- EXERCISE OBJECTIVE: Read the listing below and copy out every line that holds "output".

- Figure dataset records:
___
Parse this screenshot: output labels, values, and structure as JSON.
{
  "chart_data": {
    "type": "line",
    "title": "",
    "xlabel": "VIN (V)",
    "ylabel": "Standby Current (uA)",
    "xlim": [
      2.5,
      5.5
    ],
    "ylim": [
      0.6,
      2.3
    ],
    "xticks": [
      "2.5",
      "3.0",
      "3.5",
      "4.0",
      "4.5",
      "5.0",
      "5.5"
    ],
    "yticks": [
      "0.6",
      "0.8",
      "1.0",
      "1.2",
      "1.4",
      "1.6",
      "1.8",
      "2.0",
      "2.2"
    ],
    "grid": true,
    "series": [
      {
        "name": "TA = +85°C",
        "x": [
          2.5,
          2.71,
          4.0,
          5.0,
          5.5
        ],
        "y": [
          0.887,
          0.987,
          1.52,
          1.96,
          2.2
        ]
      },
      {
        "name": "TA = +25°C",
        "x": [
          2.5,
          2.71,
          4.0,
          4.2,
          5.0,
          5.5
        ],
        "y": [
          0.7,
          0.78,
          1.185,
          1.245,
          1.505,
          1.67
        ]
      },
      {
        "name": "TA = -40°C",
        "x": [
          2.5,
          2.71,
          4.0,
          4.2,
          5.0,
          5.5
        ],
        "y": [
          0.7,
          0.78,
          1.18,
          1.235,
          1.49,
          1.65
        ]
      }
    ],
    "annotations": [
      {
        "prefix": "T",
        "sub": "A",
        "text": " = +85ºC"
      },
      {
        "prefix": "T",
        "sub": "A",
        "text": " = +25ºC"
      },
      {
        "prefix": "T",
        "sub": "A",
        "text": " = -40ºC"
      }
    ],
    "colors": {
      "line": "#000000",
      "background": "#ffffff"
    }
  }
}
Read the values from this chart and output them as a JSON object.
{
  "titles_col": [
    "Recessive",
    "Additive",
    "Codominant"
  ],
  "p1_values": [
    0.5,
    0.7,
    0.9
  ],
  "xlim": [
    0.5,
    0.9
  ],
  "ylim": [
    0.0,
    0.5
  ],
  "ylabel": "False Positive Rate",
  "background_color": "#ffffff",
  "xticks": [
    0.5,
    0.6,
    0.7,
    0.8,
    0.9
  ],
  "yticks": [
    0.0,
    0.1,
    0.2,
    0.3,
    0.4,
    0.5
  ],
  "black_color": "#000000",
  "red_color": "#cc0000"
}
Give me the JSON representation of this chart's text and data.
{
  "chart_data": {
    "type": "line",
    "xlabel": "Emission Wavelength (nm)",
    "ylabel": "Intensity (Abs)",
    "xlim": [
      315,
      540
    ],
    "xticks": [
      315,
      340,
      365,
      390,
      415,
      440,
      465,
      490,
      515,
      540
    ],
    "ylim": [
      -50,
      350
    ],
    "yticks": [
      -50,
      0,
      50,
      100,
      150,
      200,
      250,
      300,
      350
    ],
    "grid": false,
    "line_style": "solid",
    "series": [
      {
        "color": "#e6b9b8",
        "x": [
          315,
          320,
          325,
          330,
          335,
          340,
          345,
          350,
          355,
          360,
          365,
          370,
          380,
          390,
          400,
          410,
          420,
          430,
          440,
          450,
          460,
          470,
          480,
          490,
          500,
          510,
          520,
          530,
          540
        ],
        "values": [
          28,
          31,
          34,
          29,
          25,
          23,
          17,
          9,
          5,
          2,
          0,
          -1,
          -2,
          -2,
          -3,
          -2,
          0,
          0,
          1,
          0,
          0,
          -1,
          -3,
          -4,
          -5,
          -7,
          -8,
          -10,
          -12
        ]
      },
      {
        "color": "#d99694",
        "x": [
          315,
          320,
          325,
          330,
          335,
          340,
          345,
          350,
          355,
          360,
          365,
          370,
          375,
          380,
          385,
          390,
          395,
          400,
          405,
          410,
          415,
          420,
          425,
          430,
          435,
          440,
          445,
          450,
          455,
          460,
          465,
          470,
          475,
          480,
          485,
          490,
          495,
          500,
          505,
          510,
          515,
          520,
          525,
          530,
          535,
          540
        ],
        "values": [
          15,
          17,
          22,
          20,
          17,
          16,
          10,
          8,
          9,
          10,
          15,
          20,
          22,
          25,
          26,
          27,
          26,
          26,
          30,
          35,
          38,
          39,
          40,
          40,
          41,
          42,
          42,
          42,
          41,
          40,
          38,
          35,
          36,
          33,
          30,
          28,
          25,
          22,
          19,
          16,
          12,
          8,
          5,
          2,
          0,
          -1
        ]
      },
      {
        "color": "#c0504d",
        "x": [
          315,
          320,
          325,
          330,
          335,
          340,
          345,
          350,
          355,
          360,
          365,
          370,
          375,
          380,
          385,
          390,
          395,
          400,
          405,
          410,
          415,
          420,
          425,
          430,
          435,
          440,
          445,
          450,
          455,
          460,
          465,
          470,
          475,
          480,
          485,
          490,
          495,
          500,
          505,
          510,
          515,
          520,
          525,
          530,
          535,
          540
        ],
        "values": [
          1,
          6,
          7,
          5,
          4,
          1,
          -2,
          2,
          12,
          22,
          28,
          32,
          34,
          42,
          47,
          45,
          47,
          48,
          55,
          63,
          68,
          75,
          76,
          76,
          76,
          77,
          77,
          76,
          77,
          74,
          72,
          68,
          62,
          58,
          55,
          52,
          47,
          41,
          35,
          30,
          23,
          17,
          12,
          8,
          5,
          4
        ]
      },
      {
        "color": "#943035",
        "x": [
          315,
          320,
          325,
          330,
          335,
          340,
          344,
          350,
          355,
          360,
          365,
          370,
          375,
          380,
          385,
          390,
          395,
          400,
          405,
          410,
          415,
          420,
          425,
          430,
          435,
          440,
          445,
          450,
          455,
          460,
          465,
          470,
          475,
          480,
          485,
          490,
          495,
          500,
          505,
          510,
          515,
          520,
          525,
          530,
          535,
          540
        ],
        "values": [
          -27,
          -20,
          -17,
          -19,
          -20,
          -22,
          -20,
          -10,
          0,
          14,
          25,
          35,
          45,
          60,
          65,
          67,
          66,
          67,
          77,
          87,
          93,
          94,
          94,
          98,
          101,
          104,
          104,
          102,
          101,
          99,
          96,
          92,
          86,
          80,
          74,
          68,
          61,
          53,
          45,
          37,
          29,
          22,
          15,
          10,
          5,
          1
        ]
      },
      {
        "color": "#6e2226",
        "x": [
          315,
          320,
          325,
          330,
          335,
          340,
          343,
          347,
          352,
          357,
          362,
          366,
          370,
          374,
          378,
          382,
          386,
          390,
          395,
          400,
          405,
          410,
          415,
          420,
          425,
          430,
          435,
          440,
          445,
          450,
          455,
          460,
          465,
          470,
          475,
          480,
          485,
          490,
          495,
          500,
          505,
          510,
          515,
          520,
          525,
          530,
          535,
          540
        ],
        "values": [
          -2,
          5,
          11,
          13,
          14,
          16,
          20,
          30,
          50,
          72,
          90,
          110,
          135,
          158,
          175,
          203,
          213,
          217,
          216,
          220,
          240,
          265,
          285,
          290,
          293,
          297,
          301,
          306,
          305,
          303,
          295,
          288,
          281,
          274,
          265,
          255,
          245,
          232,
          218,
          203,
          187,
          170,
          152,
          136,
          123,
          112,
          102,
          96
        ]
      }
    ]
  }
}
___
- REPLY:
Parse this screenshot: output labels, values, and structure as JSON.
Read the values from this chart and output them as a JSON object.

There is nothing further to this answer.